[Recorded data]
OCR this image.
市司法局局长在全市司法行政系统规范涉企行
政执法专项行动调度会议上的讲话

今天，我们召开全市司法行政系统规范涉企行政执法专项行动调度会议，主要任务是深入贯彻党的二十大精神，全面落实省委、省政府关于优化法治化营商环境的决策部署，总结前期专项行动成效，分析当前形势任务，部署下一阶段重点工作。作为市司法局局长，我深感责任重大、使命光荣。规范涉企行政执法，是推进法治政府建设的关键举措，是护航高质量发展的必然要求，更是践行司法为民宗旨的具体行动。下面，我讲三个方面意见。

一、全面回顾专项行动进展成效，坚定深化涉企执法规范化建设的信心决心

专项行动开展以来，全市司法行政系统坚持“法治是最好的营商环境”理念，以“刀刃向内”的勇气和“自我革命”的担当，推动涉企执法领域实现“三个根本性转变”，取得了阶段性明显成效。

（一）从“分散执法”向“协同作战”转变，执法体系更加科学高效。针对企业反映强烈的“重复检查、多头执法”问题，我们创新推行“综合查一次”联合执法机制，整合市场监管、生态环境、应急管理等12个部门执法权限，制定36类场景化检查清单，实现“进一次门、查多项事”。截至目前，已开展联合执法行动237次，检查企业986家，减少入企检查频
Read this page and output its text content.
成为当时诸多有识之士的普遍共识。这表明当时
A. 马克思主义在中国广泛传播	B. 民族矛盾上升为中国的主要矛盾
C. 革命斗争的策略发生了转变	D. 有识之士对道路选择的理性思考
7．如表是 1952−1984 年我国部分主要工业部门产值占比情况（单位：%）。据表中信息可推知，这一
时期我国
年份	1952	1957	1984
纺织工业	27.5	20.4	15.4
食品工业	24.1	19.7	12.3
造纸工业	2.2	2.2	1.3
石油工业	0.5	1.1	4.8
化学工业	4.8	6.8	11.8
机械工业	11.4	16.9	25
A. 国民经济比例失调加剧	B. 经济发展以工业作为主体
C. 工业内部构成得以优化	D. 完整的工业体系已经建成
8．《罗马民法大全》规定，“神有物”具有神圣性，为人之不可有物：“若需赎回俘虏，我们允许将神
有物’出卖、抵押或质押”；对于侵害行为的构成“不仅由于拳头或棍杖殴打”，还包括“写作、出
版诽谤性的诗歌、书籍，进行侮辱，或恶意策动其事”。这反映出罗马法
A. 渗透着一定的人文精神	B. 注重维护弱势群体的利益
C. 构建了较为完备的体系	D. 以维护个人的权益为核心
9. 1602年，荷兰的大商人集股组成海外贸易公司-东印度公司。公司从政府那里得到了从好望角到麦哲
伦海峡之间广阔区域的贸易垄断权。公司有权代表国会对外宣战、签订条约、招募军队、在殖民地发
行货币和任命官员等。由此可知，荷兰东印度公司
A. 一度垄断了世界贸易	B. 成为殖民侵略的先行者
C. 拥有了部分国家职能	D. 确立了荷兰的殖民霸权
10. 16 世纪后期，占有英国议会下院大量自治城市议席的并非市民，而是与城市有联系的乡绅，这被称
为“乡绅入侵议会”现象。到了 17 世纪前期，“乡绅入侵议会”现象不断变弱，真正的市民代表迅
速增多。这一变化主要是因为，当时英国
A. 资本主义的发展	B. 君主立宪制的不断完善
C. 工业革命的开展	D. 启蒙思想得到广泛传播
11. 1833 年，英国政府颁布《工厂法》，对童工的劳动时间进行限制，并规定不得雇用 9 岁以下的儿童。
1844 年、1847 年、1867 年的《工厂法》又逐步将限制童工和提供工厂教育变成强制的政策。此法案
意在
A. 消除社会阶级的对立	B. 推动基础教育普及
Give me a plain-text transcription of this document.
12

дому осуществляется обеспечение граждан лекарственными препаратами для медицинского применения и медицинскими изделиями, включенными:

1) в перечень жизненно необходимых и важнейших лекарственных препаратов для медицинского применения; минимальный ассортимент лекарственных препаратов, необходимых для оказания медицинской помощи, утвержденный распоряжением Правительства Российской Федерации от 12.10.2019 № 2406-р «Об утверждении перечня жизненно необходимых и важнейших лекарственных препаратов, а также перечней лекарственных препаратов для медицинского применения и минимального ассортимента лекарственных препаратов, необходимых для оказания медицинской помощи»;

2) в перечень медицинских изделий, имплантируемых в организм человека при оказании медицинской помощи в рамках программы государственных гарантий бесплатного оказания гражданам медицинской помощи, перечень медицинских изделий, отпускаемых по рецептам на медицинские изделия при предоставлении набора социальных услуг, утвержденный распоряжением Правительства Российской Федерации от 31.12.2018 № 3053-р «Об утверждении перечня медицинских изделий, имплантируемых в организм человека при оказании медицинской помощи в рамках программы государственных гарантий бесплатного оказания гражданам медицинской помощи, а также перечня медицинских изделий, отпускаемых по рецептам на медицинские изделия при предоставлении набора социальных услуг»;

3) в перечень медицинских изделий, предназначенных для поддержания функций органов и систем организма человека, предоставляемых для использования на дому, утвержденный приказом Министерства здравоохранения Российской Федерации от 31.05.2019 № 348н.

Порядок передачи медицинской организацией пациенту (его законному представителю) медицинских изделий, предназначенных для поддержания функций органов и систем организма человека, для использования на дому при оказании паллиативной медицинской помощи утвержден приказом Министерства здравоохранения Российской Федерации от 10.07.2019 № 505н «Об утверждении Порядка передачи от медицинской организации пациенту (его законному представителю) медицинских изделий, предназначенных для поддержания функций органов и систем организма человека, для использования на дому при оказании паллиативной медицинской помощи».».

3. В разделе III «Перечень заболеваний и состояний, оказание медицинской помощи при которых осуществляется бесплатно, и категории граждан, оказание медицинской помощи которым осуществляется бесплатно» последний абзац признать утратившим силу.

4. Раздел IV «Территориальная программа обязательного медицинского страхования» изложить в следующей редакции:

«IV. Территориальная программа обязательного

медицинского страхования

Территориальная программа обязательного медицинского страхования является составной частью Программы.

— Given task —
The entries above should be repeated exactly, every one of them.

— Response below —
OCR this image.
市司法局局长在全市司法行政系统规范涉企行
政执法专项行动调度会议上的讲话

今天，我们召开全市司法行政系统规范涉企行政执法专项行动调度会议，主要任务是深入贯彻党的二十大精神，全面落实省委、省政府关于优化法治化营商环境的决策部署，总结前期专项行动成效，分析当前形势任务，部署下一阶段重点工作。作为市司法局局长，我深感责任重大、使命光荣。规范涉企行政执法，是推进法治政府建设的关键举措，是护航高质量发展的必然要求，更是践行司法为民宗旨的具体行动。下面，我讲三个方面意见。

一、全面回顾专项行动进展成效，坚定深化涉企执法规范化建设的信心决心

专项行动开展以来，全市司法行政系统坚持“法治是最好的营商环境”理念，以“刀刃向内”的勇气和“自我革命”的担当，推动涉企执法领域实现“三个根本性转变”，取得了阶段性明显成效。

（一）从“分散执法”向“协同作战”转变，执法体系更加科学高效。针对企业反映强烈的“重复检查、多头执法”问题，我们创新推行“综合查一次”联合执法机制，整合市场监管、生态环境、应急管理等12个部门执法权限，制定36类场景化检查清单，实现“进一次门、查多项事”。截至目前，已开展联合执法行动237次，检查企业986家，减少入企检查频
Read this page and output its text content.
成为当时诸多有识之士的普遍共识。这表明当时
A. 马克思主义在中国广泛传播	B. 民族矛盾上升为中国的主要矛盾
C. 革命斗争的策略发生了转变	D. 有识之士对道路选择的理性思考
7．如表是 1952−1984 年我国部分主要工业部门产值占比情况（单位：%）。据表中信息可推知，这一
时期我国
年份	1952	1957	1984
纺织工业	27.5	20.4	15.4
食品工业	24.1	19.7	12.3
造纸工业	2.2	2.2	1.3
石油工业	0.5	1.1	4.8
化学工业	4.8	6.8	11.8
机械工业	11.4	16.9	25
A. 国民经济比例失调加剧	B. 经济发展以工业作为主体
C. 工业内部构成得以优化	D. 完整的工业体系已经建成
8．《罗马民法大全》规定，“神有物”具有神圣性，为人之不可有物：“若需赎回俘虏，我们允许将神
有物’出卖、抵押或质押”；对于侵害行为的构成“不仅由于拳头或棍杖殴打”，还包括“写作、出
版诽谤性的诗歌、书籍，进行侮辱，或恶意策动其事”。这反映出罗马法
A. 渗透着一定的人文精神	B. 注重维护弱势群体的利益
C. 构建了较为完备的体系	D. 以维护个人的权益为核心
9. 1602年，荷兰的大商人集股组成海外贸易公司-东印度公司。公司从政府那里得到了从好望角到麦哲
伦海峡之间广阔区域的贸易垄断权。公司有权代表国会对外宣战、签订条约、招募军队、在殖民地发
行货币和任命官员等。由此可知，荷兰东印度公司
A. 一度垄断了世界贸易	B. 成为殖民侵略的先行者
C. 拥有了部分国家职能	D. 确立了荷兰的殖民霸权
10. 16 世纪后期，占有英国议会下院大量自治城市议席的并非市民，而是与城市有联系的乡绅，这被称
为“乡绅入侵议会”现象。到了 17 世纪前期，“乡绅入侵议会”现象不断变弱，真正的市民代表迅
速增多。这一变化主要是因为，当时英国
A. 资本主义的发展	B. 君主立宪制的不断完善
C. 工业革命的开展	D. 启蒙思想得到广泛传播
11. 1833 年，英国政府颁布《工厂法》，对童工的劳动时间进行限制，并规定不得雇用 9 岁以下的儿童。
1844 年、1847 年、1867 年的《工厂法》又逐步将限制童工和提供工厂教育变成强制的政策。此法案
意在
A. 消除社会阶级的对立	B. 推动基础教育普及
Give me a plain-text transcription of this document.
12

дому осуществляется обеспечение граждан лекарственными препаратами для медицинского применения и медицинскими изделиями, включенными:

1) в перечень жизненно необходимых и важнейших лекарственных препаратов для медицинского применения; минимальный ассортимент лекарственных препаратов, необходимых для оказания медицинской помощи, утвержденный распоряжением Правительства Российской Федерации от 12.10.2019 № 2406-р «Об утверждении перечня жизненно необходимых и важнейших лекарственных препаратов, а также перечней лекарственных препаратов для медицинского применения и минимального ассортимента лекарственных препаратов, необходимых для оказания медицинской помощи»;

2) в перечень медицинских изделий, имплантируемых в организм человека при оказании медицинской помощи в рамках программы государственных гарантий бесплатного оказания гражданам медицинской помощи, перечень медицинских изделий, отпускаемых по рецептам на медицинские изделия при предоставлении набора социальных услуг, утвержденный распоряжением Правительства Российской Федерации от 31.12.2018 № 3053-р «Об утверждении перечня медицинских изделий, имплантируемых в организм человека при оказании медицинской помощи в рамках программы государственных гарантий бесплатного оказания гражданам медицинской помощи, а также перечня медицинских изделий, отпускаемых по рецептам на медицинские изделия при предоставлении набора социальных услуг»;

3) в перечень медицинских изделий, предназначенных для поддержания функций органов и систем организма человека, предоставляемых для использования на дому, утвержденный приказом Министерства здравоохранения Российской Федерации от 31.05.2019 № 348н.

Порядок передачи медицинской организацией пациенту (его законному представителю) медицинских изделий, предназначенных для поддержания функций органов и систем организма человека, для использования на дому при оказании паллиативной медицинской помощи утвержден приказом Министерства здравоохранения Российской Федерации от 10.07.2019 № 505н «Об утверждении Порядка передачи от медицинской организации пациенту (его законному представителю) медицинских изделий, предназначенных для поддержания функций органов и систем организма человека, для использования на дому при оказании паллиативной медицинской помощи».».

3. В разделе III «Перечень заболеваний и состояний, оказание медицинской помощи при которых осуществляется бесплатно, и категории граждан, оказание медицинской помощи которым осуществляется бесплатно» последний абзац признать утратившим силу.

4. Раздел IV «Территориальная программа обязательного медицинского страхования» изложить в следующей редакции:

«IV. Территориальная программа обязательного

медицинского страхования

Территориальная программа обязательного медицинского страхования является составной частью Программы.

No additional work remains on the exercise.